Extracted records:
········

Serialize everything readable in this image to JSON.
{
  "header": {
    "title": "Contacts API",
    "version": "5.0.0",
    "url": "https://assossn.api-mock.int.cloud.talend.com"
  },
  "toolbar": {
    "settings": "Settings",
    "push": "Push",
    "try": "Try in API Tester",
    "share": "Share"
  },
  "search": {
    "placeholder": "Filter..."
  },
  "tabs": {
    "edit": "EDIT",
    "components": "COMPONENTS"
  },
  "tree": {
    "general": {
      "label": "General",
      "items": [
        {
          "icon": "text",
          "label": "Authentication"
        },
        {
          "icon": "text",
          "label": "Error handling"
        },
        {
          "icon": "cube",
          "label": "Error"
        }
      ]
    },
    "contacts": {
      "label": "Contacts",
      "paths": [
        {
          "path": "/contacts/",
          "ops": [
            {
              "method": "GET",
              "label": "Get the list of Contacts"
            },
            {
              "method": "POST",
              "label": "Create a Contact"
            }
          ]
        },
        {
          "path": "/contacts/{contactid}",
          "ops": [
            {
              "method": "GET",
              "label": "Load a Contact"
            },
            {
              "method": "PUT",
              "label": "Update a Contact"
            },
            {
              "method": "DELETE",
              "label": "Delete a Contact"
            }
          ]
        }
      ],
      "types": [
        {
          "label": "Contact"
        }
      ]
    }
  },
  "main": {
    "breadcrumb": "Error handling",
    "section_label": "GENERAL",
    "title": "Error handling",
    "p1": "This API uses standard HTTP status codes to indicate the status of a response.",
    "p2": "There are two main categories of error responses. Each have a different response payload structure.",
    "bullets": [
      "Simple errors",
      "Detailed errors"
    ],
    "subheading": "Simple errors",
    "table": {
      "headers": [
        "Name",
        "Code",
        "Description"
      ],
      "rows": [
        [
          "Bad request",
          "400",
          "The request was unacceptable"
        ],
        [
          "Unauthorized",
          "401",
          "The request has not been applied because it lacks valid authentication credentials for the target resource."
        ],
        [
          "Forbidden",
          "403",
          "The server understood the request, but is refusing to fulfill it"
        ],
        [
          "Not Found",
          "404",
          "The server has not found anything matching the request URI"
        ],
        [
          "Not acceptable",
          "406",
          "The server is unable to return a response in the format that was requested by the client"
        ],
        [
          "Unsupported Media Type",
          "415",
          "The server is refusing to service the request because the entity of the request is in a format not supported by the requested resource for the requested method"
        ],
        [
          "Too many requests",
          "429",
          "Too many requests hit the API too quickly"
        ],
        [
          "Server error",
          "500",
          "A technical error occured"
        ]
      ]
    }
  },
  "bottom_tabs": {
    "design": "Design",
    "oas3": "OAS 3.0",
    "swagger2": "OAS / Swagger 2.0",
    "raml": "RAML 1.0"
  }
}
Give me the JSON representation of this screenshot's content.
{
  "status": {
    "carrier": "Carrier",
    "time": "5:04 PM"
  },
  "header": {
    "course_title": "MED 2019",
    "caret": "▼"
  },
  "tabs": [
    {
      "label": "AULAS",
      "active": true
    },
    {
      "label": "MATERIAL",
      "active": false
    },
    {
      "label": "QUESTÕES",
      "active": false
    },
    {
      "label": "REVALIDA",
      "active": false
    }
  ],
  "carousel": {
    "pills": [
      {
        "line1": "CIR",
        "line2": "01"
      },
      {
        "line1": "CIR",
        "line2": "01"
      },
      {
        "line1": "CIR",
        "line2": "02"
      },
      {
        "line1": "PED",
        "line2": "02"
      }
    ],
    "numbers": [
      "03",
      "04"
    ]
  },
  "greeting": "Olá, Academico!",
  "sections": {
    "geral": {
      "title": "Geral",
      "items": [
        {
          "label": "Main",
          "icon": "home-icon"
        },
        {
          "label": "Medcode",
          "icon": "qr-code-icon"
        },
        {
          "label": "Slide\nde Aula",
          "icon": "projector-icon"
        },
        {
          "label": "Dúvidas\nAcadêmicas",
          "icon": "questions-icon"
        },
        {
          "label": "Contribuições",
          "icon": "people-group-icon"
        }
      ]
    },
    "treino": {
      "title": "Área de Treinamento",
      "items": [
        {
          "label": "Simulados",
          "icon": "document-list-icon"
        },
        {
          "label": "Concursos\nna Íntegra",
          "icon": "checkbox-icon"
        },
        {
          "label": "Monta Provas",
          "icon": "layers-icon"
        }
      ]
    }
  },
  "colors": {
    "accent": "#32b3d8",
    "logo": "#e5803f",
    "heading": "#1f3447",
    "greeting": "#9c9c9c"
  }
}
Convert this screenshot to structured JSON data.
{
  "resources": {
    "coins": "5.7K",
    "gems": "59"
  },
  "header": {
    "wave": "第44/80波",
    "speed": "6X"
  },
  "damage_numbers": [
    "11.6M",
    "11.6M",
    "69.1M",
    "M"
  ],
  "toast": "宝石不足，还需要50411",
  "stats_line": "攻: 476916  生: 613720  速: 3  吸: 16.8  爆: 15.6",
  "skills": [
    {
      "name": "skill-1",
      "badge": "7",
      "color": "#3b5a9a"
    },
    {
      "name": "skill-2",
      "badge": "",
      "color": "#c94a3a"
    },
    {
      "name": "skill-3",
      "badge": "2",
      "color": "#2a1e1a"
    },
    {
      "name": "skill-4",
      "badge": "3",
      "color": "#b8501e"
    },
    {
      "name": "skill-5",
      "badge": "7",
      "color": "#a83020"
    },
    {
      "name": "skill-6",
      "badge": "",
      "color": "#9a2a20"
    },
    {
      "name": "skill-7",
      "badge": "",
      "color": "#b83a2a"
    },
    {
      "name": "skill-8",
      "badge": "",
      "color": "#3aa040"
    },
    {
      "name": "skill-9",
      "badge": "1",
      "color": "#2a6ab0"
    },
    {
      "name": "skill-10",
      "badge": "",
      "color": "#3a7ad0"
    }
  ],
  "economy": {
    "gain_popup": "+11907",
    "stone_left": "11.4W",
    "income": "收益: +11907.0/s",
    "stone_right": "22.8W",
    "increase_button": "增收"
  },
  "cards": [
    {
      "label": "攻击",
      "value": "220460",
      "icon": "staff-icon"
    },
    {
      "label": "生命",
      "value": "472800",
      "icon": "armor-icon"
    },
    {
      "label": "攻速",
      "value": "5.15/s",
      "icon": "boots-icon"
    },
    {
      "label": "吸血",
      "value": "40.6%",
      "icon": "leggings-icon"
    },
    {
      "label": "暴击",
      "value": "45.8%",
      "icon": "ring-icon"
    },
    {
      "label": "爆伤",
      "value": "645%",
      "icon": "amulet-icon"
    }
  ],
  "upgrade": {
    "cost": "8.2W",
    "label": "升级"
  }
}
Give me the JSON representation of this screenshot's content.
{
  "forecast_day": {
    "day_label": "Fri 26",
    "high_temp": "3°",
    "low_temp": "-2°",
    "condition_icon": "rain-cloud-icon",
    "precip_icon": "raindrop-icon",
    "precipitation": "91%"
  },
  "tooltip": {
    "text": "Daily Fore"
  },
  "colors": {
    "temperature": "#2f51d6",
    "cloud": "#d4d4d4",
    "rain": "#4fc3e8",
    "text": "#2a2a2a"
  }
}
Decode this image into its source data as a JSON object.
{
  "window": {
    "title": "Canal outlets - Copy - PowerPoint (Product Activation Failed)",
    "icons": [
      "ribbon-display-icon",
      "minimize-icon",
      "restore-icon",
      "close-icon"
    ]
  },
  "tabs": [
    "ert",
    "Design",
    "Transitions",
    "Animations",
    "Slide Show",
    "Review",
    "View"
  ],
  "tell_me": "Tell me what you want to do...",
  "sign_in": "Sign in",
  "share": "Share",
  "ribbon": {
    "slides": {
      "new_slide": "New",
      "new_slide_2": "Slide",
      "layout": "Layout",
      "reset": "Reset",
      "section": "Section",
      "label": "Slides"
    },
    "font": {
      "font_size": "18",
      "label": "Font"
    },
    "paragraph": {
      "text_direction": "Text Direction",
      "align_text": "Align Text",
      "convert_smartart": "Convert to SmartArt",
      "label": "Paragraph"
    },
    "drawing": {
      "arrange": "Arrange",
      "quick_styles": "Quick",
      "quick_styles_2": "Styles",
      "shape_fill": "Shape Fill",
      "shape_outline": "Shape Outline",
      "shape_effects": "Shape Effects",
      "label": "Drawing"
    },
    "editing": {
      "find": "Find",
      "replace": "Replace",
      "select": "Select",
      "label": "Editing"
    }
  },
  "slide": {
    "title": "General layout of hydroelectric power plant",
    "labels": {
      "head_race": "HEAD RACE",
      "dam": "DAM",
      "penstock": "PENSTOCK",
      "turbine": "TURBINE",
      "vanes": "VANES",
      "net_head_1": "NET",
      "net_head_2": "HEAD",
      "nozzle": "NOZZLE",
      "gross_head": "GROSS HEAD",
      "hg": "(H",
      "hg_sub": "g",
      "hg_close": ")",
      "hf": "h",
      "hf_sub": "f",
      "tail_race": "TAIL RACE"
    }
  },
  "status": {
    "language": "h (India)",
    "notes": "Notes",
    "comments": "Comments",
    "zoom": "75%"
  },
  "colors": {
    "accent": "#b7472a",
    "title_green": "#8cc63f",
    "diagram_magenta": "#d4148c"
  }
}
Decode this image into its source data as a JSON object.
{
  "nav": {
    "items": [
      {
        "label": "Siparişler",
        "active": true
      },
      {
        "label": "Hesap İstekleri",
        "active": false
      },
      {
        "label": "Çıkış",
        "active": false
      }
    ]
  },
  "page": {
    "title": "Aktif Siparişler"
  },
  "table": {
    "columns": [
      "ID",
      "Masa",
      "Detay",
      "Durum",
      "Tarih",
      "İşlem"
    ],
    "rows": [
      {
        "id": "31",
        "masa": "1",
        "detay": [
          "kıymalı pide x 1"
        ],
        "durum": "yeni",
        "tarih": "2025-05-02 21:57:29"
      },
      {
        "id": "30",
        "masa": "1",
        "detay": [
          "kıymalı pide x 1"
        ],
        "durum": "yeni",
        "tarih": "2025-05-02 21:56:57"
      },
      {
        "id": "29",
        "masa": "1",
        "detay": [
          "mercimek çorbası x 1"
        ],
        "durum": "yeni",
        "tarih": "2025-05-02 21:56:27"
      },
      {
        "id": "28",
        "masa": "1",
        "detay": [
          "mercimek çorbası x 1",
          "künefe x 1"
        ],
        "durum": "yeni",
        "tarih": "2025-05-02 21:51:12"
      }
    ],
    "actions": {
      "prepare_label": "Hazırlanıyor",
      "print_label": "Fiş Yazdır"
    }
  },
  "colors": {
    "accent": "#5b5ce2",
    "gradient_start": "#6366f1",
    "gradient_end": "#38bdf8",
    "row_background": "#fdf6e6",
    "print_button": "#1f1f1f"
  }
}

········

Request:
Point out every line holding the string "errors" and copy it.

Exercise response:
      "Simple errors",
      "Detailed errors"
    "subheading": "Simple errors",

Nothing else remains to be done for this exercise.